A run of records
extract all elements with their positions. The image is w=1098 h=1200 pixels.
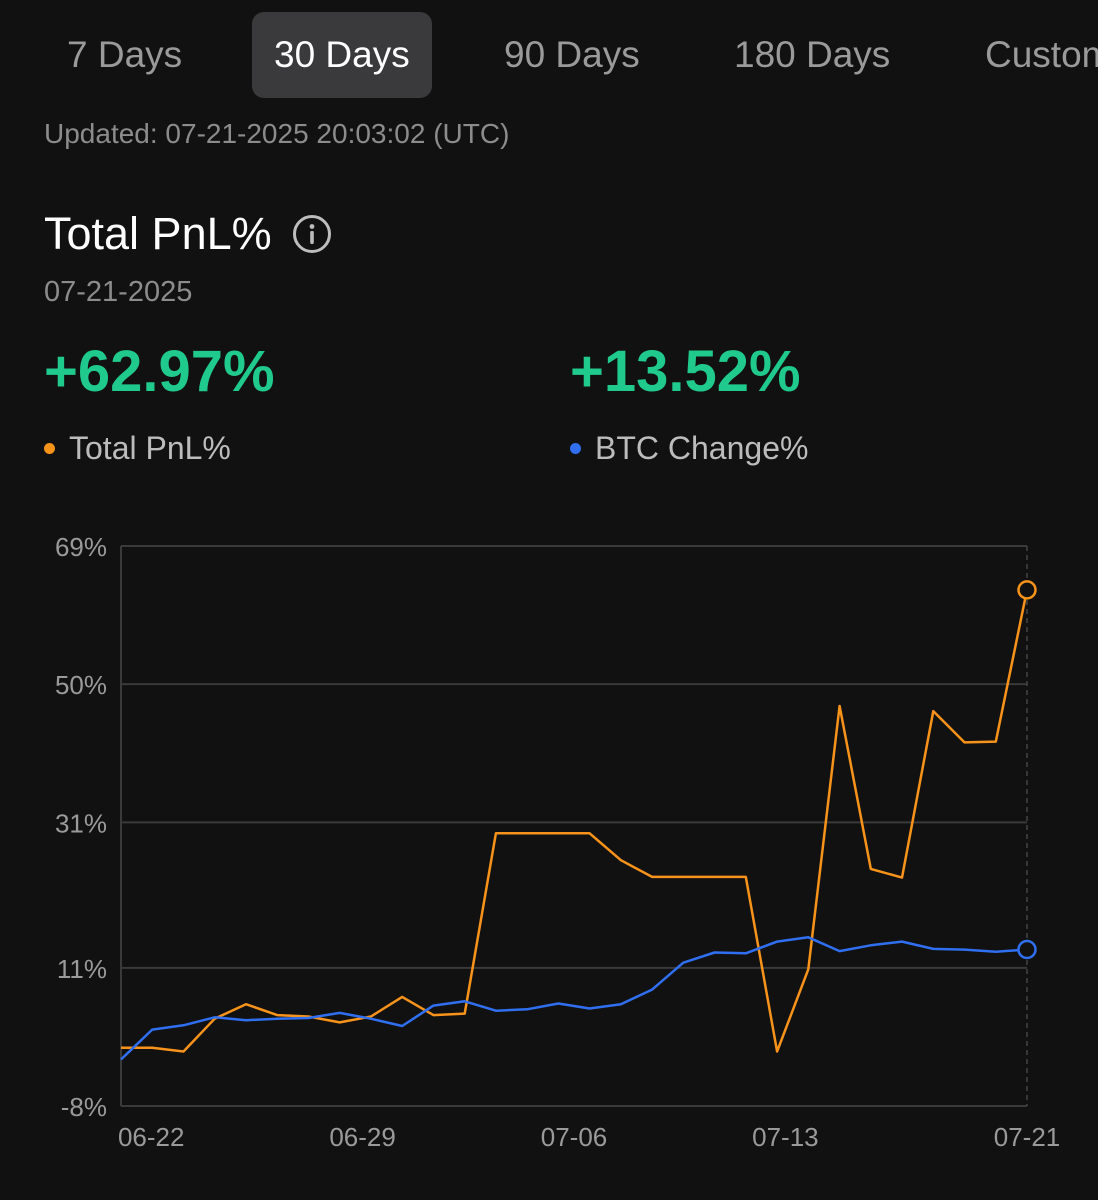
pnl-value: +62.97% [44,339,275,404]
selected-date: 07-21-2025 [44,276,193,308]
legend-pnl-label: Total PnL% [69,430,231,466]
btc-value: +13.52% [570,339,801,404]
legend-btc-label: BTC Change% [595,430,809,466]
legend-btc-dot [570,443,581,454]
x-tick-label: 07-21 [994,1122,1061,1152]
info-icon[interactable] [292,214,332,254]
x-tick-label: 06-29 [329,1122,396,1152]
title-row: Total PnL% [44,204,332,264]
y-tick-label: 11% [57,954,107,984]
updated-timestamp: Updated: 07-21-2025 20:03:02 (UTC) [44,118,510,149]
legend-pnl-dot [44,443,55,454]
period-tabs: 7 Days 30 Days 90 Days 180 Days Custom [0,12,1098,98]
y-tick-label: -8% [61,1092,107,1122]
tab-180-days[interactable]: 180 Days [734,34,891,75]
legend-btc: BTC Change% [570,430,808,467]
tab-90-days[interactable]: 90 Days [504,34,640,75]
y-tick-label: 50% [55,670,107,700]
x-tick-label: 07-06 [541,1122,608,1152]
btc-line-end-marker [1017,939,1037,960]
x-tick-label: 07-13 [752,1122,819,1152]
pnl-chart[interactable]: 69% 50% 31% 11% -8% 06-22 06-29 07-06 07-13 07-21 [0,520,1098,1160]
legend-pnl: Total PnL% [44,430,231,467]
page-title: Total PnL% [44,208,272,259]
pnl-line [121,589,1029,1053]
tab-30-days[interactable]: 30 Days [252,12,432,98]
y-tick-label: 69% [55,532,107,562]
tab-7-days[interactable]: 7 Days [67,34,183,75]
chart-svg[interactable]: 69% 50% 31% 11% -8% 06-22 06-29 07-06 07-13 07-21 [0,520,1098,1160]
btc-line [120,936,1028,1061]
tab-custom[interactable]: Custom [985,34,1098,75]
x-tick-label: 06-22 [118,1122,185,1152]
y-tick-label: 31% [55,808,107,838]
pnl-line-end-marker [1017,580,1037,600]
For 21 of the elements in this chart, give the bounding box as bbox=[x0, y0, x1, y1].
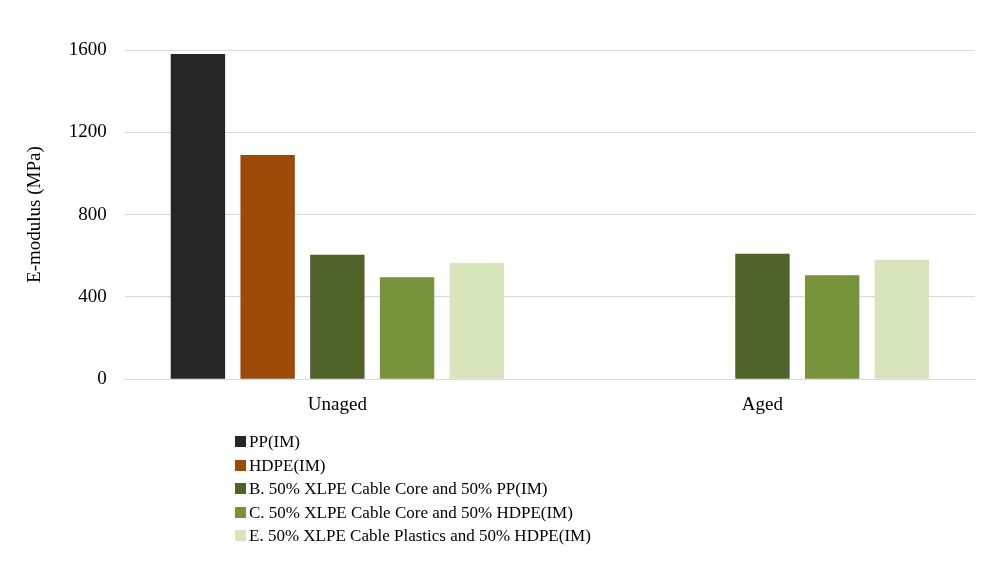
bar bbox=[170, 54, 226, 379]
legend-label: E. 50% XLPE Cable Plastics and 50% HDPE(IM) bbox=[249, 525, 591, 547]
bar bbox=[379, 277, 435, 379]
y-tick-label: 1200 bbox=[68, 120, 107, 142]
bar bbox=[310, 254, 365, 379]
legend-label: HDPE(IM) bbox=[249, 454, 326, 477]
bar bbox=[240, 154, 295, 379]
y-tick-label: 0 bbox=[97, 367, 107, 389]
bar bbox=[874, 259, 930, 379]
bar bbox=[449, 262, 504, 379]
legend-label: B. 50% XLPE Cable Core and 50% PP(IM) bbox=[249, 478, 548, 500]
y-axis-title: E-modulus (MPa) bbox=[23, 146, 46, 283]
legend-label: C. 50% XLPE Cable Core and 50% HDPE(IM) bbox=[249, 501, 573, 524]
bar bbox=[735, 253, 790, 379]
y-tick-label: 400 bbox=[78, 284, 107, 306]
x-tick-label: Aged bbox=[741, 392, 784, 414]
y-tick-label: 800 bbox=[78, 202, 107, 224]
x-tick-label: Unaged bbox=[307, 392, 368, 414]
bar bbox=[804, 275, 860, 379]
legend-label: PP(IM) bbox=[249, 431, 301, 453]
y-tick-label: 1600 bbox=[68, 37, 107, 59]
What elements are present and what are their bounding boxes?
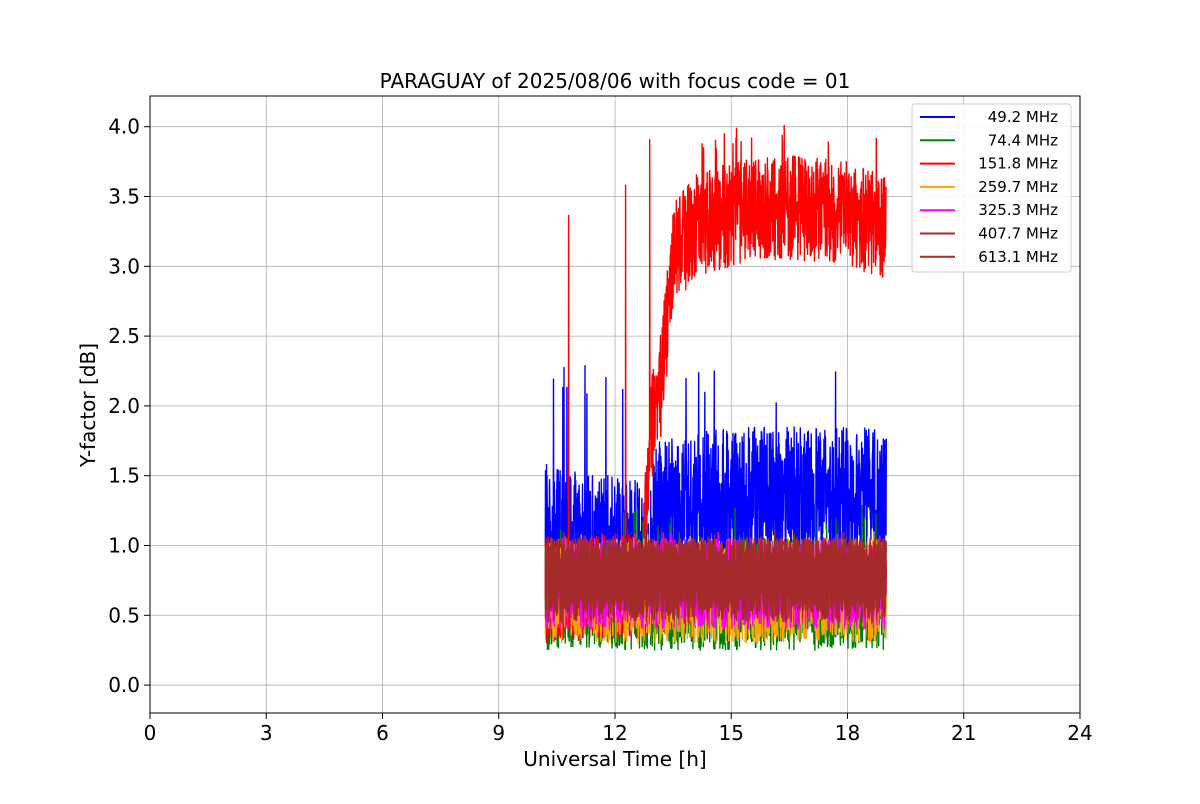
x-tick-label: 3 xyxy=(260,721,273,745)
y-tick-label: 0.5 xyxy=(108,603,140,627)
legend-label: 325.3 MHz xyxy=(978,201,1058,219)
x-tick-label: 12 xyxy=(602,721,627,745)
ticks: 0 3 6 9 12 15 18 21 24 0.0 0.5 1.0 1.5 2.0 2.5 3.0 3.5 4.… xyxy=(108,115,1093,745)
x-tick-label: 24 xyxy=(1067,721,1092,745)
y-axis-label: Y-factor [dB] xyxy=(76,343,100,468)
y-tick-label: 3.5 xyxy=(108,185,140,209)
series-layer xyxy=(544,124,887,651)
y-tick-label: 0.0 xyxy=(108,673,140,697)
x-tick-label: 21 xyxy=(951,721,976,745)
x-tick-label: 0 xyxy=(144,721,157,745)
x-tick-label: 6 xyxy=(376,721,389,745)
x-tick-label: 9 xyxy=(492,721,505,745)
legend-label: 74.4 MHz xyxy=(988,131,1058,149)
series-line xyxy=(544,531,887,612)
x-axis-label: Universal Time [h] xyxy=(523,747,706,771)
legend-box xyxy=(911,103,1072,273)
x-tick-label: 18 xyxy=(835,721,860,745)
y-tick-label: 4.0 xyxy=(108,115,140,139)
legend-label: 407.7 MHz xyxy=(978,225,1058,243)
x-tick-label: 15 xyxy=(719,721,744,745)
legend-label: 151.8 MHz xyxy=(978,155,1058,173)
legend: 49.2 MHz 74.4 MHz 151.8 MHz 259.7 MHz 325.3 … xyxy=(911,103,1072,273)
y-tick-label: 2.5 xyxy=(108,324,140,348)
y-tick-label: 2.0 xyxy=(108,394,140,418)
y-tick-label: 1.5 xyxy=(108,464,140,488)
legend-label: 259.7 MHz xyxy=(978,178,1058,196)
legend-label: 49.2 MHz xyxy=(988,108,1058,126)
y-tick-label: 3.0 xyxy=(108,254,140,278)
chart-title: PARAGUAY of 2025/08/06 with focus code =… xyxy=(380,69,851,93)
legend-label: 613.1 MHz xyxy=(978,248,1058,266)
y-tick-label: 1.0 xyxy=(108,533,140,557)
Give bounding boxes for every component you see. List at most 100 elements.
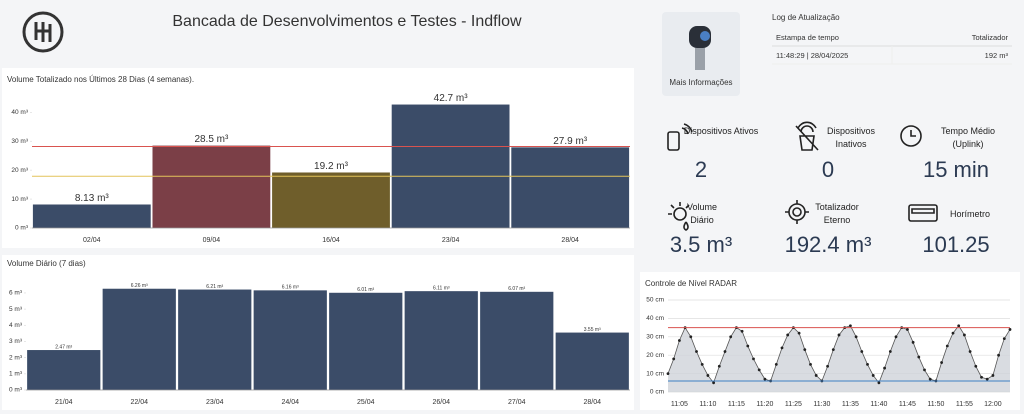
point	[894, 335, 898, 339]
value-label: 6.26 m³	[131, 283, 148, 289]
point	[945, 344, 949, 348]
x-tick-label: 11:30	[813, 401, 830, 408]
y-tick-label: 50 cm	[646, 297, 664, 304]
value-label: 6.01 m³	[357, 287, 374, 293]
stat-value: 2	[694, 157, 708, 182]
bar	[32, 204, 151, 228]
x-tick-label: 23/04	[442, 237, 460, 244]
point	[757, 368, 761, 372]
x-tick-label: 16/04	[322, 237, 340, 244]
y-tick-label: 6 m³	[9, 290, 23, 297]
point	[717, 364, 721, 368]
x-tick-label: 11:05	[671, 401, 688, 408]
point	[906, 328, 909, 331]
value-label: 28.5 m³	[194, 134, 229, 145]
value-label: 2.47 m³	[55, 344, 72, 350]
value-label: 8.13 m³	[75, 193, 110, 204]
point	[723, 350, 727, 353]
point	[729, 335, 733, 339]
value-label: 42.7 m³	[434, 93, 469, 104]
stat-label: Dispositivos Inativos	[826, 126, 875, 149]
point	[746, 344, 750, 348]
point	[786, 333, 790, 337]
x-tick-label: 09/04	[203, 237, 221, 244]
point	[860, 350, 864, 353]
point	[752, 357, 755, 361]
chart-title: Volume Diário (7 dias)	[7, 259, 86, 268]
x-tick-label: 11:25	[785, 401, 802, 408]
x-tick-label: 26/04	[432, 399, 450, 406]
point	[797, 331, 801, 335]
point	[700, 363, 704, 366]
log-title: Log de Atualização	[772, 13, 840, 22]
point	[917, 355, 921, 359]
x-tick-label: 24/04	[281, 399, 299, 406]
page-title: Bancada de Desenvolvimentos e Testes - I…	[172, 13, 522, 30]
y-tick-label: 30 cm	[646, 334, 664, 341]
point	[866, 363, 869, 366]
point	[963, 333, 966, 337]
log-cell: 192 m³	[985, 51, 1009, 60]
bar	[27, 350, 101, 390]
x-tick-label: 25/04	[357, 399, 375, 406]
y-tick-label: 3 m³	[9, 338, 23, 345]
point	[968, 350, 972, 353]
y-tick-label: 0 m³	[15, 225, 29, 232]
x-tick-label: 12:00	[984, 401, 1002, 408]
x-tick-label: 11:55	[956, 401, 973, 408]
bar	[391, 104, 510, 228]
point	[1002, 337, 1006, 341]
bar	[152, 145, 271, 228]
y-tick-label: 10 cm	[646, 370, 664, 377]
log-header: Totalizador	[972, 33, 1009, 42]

- **TASK OBJECTIVE**:
List every line above that contains the word "with", copying each one in full.

- **TASK OUTPUT**:
extract all elements with their positions. The image is w=1098 h=1200 pixels.
chart-title: PARAGUAY of 2025/08/06 with focus code =… xyxy=(380,69,851,93)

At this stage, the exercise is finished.